(Dataset items)
★ ★ ★ ★

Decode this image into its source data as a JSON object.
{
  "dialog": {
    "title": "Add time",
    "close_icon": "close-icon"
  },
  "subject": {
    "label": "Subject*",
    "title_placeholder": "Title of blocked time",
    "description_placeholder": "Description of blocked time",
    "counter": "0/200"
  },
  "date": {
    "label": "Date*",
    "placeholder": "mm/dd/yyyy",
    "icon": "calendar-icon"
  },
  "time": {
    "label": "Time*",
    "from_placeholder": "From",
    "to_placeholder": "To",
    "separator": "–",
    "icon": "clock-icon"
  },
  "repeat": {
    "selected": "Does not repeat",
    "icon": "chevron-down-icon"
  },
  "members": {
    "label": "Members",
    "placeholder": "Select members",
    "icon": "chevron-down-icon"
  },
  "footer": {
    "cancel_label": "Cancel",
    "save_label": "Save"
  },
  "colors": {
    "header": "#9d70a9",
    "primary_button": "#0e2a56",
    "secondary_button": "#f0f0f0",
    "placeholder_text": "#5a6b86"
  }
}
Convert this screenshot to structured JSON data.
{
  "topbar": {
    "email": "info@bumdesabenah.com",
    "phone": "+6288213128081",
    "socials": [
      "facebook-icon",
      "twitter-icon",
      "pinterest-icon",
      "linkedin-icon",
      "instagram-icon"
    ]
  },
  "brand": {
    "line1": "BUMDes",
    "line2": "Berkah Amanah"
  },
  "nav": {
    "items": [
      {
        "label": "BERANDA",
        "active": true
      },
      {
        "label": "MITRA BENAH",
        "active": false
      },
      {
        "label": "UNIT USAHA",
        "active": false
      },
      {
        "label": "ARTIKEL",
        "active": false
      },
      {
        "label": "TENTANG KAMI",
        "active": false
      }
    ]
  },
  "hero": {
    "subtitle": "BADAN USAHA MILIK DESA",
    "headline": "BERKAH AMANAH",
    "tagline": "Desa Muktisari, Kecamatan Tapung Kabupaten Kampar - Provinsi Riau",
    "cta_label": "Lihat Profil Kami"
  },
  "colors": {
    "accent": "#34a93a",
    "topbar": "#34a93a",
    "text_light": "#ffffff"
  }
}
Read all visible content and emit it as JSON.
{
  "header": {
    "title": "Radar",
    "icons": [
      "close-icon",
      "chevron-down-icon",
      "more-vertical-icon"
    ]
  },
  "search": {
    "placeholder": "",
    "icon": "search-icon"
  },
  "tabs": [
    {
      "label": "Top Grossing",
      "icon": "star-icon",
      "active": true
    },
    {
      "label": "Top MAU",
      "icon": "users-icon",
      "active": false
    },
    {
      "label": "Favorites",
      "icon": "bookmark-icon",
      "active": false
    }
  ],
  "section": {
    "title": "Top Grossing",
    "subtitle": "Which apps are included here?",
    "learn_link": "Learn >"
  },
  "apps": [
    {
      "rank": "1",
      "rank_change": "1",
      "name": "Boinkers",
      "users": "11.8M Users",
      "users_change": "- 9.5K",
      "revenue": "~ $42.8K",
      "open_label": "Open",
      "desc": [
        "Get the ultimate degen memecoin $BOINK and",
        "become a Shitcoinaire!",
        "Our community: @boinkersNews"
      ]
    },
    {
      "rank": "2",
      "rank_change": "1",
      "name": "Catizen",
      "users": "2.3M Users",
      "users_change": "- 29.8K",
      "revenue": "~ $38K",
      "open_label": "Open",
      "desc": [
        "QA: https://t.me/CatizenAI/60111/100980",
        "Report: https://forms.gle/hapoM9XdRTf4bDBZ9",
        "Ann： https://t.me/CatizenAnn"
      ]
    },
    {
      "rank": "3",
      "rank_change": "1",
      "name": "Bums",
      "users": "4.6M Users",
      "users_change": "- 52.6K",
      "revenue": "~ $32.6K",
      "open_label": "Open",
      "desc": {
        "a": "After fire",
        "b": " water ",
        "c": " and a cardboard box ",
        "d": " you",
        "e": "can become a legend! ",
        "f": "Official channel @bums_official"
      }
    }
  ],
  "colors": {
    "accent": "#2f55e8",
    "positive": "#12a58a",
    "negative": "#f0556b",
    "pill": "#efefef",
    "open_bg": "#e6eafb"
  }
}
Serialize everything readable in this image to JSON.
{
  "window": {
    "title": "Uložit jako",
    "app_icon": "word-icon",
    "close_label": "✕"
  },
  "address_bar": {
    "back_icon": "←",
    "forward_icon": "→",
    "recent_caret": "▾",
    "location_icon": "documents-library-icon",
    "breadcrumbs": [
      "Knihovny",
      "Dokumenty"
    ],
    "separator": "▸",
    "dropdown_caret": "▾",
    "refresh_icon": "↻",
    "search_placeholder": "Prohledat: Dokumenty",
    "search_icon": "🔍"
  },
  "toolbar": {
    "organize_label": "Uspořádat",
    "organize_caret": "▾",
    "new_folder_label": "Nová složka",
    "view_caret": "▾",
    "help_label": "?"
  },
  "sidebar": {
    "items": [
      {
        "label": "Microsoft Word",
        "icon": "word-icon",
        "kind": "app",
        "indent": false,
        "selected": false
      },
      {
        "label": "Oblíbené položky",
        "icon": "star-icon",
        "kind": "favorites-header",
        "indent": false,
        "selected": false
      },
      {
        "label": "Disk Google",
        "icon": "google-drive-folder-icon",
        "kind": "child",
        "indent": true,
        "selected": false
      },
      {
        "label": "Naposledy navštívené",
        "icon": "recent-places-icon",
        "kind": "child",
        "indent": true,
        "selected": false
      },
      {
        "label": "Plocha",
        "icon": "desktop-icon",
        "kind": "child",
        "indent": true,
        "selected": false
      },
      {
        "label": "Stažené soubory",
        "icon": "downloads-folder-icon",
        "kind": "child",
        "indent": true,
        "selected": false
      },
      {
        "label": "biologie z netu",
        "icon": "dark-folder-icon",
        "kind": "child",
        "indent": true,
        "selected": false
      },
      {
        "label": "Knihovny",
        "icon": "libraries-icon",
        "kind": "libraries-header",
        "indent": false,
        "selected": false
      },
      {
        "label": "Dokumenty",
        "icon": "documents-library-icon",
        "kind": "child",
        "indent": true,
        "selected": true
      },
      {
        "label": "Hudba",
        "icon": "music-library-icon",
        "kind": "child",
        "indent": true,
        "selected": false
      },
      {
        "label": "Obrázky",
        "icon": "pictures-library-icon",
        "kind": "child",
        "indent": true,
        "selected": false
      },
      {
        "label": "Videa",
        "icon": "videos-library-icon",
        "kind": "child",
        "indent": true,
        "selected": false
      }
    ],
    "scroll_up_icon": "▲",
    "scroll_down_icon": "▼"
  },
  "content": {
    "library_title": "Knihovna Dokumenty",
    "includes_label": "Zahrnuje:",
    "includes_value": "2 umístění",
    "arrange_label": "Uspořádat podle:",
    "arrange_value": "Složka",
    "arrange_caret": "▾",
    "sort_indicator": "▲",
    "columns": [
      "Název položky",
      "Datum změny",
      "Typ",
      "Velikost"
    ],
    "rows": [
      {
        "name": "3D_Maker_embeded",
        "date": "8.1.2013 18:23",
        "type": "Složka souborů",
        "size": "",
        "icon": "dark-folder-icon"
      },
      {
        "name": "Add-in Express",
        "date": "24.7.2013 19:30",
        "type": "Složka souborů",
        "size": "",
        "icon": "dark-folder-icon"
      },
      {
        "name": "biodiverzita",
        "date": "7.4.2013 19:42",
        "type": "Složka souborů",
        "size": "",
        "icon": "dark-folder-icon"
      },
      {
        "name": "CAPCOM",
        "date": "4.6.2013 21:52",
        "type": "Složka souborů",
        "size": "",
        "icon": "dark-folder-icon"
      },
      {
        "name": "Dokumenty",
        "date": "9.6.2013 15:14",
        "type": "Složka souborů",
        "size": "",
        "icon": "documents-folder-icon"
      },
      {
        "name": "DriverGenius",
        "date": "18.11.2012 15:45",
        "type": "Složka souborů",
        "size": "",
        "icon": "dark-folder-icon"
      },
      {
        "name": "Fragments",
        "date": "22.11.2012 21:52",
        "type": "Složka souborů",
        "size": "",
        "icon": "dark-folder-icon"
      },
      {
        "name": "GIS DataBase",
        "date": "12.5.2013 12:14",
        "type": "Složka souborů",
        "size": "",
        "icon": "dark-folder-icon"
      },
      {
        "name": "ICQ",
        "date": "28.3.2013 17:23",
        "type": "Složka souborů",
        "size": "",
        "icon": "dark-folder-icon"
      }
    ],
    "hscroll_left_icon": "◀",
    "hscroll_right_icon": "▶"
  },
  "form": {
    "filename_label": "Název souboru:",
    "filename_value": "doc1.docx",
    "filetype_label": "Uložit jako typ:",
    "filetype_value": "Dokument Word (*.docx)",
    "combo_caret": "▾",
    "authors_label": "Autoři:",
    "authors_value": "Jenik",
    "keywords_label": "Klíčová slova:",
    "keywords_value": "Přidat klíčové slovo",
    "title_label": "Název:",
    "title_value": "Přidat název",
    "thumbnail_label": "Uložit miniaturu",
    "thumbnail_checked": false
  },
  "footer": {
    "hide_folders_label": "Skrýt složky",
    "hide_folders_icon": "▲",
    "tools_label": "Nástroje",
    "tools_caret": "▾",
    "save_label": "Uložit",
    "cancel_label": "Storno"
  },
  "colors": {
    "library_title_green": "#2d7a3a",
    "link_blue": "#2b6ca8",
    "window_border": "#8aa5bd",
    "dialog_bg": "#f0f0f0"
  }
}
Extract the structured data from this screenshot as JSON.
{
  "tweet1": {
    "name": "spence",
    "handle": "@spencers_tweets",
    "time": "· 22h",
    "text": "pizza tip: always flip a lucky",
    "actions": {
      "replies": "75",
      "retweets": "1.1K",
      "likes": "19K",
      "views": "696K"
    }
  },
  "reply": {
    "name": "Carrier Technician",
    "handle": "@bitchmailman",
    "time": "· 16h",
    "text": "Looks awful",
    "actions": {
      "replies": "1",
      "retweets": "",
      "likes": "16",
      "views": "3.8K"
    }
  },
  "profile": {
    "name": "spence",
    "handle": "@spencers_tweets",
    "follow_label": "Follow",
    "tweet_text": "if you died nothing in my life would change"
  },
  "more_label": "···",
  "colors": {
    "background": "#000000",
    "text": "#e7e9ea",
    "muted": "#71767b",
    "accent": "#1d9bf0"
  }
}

★ ★ ★ ★

Required work | Collect each line containing the string "Uložit".

Right answer |
    "title": "Uložit jako",
    "filetype_label": "Uložit jako typ:",
    "thumbnail_label": "Uložit miniaturu",
    "save_label": "Uložit",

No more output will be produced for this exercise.